Look over the lines below. Report each one that includes the string "content".

— Start —

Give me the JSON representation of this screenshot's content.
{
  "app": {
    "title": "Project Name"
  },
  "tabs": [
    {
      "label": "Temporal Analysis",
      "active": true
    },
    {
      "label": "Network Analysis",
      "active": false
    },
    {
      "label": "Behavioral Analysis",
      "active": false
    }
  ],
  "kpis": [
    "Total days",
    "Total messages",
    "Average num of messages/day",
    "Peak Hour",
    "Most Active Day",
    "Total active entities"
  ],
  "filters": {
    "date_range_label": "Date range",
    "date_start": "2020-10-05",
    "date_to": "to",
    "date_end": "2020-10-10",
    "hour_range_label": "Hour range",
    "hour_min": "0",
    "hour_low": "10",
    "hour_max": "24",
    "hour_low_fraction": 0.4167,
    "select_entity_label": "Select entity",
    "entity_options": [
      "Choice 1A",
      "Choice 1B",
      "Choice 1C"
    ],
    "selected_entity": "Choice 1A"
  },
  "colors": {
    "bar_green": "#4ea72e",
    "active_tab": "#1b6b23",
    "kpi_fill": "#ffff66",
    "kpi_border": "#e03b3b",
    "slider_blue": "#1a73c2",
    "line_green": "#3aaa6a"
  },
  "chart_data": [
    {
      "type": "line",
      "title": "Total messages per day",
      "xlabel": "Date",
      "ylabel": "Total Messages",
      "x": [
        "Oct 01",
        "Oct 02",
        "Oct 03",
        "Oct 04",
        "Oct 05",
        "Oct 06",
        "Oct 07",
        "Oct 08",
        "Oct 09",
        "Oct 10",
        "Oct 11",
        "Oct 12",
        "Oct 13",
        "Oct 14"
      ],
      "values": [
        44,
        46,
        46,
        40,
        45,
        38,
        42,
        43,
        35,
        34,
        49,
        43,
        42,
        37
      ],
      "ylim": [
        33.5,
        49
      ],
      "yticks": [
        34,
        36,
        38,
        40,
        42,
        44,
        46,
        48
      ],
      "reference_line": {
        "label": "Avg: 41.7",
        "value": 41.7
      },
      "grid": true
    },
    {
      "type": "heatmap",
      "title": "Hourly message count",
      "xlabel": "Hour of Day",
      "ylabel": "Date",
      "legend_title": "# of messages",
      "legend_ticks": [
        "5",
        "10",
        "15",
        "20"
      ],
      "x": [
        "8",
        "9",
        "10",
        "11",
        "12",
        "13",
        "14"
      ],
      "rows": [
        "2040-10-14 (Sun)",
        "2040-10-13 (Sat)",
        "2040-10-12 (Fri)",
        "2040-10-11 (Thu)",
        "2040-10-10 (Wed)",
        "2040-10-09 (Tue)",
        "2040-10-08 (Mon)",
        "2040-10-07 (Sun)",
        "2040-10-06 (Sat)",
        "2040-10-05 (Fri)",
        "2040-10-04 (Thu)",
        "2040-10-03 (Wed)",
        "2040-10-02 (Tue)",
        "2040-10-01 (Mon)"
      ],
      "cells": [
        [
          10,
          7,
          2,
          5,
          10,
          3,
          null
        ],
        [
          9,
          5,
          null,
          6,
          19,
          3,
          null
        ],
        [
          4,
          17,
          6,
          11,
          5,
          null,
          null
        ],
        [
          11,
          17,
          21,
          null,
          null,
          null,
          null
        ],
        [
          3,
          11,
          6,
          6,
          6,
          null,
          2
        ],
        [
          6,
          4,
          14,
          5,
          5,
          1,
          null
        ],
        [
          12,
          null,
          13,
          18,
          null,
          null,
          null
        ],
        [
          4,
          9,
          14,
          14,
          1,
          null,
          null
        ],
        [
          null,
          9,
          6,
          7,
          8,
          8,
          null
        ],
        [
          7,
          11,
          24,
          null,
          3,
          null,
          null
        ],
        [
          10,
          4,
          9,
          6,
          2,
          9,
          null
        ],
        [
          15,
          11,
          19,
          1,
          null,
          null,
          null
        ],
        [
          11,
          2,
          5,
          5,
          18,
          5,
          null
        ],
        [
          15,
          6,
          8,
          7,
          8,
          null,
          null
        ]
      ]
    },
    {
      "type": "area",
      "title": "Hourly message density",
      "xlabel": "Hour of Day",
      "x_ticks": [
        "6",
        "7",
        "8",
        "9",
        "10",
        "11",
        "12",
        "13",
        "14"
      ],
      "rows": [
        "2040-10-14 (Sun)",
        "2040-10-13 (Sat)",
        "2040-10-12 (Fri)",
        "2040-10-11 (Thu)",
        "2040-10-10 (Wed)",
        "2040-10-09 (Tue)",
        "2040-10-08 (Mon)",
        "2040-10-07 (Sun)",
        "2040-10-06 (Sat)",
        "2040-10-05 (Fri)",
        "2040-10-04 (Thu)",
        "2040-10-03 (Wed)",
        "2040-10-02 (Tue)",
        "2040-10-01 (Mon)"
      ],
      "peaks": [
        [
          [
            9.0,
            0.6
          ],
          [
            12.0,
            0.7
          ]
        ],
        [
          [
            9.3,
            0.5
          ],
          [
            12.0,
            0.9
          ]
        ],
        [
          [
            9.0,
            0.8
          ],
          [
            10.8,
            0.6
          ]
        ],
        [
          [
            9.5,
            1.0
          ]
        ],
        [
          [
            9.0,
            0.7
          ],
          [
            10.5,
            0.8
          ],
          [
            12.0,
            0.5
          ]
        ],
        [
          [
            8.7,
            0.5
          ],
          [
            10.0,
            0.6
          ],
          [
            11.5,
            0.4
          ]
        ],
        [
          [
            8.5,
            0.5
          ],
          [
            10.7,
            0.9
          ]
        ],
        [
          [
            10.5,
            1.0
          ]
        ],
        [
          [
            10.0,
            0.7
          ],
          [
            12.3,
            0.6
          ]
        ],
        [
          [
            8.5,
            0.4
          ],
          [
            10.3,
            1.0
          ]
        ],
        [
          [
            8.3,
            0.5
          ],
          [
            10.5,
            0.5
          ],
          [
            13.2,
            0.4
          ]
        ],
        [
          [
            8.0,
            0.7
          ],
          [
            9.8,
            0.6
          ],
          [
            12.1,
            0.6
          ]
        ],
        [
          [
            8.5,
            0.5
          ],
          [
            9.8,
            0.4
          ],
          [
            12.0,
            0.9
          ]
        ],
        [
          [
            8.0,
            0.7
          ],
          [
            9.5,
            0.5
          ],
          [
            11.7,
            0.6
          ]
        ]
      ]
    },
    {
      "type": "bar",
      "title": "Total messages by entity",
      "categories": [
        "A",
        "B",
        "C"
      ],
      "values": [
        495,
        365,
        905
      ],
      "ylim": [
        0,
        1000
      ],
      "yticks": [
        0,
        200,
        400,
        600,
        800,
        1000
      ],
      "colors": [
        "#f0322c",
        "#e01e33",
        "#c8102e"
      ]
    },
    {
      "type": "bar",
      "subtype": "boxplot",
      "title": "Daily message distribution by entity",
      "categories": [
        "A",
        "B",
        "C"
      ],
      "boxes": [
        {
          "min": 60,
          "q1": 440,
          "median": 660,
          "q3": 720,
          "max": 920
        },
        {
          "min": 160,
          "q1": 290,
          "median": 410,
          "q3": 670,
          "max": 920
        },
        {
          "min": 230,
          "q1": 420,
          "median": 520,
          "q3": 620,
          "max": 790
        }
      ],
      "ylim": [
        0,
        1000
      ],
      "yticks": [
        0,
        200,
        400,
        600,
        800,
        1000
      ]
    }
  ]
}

— End —
— Start —

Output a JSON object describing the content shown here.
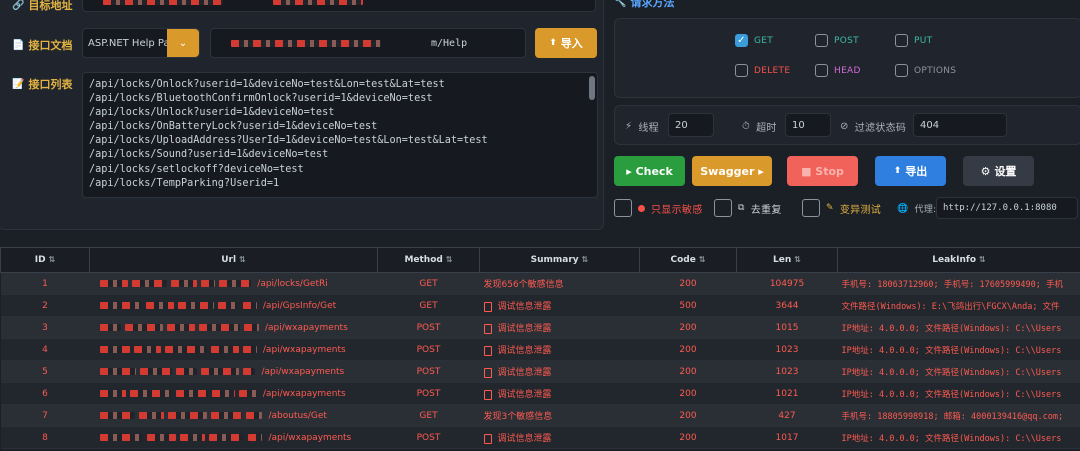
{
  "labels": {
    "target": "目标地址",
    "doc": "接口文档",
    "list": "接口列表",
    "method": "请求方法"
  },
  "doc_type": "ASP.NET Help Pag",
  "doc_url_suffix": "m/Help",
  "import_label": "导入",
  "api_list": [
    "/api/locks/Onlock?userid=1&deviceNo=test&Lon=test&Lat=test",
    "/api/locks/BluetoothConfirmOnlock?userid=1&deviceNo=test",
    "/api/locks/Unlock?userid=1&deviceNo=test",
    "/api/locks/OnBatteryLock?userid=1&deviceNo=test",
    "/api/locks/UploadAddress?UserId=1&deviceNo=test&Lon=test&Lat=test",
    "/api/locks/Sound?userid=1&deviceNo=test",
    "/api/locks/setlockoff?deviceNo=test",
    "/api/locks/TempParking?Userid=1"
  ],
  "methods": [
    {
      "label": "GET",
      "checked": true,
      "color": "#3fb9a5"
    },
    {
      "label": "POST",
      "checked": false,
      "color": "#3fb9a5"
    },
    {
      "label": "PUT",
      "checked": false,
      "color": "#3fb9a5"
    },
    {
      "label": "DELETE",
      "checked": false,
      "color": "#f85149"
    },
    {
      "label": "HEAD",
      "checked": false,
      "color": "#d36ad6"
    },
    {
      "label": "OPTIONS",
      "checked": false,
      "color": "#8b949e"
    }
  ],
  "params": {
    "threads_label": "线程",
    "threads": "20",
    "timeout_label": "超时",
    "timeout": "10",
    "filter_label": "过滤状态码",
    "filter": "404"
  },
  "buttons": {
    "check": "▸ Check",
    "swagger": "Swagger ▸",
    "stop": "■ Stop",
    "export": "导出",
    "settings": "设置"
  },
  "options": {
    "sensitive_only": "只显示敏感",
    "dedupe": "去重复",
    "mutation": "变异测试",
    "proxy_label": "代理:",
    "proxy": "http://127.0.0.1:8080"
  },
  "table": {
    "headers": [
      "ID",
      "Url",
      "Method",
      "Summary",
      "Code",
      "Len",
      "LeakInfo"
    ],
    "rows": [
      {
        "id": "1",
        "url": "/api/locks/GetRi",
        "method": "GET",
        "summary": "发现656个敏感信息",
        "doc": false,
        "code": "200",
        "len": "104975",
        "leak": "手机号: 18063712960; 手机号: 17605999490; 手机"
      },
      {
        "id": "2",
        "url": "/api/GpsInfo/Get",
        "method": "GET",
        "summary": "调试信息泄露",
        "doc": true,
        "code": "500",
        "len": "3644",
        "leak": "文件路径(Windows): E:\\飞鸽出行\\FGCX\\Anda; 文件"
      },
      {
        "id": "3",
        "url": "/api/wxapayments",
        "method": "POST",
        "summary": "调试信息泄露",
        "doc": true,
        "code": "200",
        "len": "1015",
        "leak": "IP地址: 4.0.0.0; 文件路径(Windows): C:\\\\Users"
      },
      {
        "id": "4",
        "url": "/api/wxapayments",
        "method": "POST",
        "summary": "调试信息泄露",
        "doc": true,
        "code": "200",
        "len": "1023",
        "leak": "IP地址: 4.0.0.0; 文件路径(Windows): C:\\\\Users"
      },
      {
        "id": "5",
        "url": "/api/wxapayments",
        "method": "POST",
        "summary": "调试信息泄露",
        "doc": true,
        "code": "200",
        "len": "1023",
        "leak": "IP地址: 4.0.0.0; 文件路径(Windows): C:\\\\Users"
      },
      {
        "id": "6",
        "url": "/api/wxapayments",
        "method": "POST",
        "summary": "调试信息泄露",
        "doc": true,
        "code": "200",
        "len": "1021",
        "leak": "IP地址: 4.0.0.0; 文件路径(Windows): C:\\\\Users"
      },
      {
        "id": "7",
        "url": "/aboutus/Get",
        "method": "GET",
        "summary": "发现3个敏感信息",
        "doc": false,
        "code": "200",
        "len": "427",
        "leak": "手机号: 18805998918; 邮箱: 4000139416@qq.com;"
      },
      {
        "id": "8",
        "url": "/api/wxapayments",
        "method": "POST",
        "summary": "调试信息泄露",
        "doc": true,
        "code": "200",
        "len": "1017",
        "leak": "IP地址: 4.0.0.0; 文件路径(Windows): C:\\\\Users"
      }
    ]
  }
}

— End —
— Start —

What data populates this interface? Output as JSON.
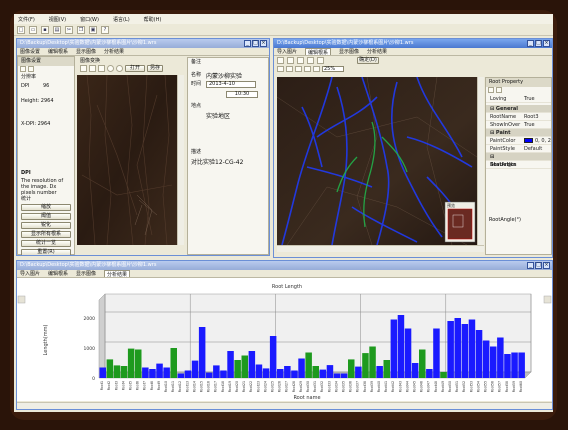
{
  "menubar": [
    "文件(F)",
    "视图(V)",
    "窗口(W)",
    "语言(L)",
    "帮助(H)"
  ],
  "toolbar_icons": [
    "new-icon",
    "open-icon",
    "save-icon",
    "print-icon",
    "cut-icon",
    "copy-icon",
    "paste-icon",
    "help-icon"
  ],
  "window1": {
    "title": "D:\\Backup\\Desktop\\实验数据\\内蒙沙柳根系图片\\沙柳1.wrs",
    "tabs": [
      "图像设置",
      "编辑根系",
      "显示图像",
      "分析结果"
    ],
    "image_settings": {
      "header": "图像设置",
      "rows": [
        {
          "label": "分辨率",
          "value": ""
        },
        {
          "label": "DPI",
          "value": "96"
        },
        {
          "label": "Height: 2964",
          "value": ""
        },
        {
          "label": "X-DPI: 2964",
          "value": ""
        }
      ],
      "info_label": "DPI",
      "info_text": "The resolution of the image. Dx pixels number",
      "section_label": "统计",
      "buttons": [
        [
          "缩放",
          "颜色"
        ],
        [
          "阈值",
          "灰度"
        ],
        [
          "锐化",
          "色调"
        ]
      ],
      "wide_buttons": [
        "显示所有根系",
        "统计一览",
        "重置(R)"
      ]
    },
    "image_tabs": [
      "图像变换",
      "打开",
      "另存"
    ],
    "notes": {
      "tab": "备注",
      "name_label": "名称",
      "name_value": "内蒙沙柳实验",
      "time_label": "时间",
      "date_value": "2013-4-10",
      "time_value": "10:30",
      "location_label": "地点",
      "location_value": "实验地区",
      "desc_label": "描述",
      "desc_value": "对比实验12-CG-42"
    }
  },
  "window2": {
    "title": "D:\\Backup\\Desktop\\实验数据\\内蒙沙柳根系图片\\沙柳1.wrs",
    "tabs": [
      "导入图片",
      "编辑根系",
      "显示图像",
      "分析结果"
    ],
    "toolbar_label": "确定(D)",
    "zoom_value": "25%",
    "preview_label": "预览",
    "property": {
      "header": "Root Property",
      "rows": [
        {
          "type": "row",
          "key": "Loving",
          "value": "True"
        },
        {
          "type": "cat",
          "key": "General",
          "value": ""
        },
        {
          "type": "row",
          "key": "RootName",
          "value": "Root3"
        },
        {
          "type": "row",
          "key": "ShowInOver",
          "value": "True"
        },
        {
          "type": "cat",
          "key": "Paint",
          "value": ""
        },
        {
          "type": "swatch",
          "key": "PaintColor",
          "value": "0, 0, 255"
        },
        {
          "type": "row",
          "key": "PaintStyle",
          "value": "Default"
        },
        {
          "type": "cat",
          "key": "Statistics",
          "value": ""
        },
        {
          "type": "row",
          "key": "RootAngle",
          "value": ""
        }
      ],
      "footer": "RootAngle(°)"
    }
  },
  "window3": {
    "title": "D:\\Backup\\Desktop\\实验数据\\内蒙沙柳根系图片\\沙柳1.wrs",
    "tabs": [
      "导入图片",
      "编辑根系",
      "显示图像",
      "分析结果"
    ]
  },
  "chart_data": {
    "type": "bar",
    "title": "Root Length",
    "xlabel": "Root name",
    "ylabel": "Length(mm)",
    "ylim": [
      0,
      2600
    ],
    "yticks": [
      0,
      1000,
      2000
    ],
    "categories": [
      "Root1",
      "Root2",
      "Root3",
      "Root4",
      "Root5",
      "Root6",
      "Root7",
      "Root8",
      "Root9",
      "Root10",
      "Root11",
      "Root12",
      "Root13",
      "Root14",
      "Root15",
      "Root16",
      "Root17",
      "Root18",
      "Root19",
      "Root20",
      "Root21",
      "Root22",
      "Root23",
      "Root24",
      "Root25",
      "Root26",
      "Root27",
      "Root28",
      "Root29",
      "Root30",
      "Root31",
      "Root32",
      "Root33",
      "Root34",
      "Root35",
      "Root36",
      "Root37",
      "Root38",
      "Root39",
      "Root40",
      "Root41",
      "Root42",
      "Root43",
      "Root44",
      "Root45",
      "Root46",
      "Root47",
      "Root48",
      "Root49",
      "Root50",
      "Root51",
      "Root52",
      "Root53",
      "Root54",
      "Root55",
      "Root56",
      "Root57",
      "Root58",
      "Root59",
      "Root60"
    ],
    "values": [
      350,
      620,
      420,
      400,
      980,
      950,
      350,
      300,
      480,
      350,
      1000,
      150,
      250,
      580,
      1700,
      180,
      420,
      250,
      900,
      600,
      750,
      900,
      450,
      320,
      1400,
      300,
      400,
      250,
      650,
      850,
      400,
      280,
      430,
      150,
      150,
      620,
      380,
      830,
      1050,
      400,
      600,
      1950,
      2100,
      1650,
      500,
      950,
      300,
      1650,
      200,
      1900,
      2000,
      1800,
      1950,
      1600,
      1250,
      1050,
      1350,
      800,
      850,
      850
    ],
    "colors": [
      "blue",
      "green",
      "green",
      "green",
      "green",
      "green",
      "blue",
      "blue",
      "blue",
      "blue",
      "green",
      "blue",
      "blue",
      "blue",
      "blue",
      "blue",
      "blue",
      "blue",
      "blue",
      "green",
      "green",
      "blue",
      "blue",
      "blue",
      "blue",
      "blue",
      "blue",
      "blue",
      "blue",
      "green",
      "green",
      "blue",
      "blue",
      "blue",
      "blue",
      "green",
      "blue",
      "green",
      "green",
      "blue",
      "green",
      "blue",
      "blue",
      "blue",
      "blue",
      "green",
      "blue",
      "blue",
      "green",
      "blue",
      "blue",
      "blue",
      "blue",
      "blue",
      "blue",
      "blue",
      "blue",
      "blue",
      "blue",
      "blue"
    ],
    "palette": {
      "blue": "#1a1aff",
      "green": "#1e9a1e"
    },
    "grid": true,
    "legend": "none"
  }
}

— End —

Result:
Give me the JSON representation of this screenshot's content.
Output a JSON object describing the content shown here.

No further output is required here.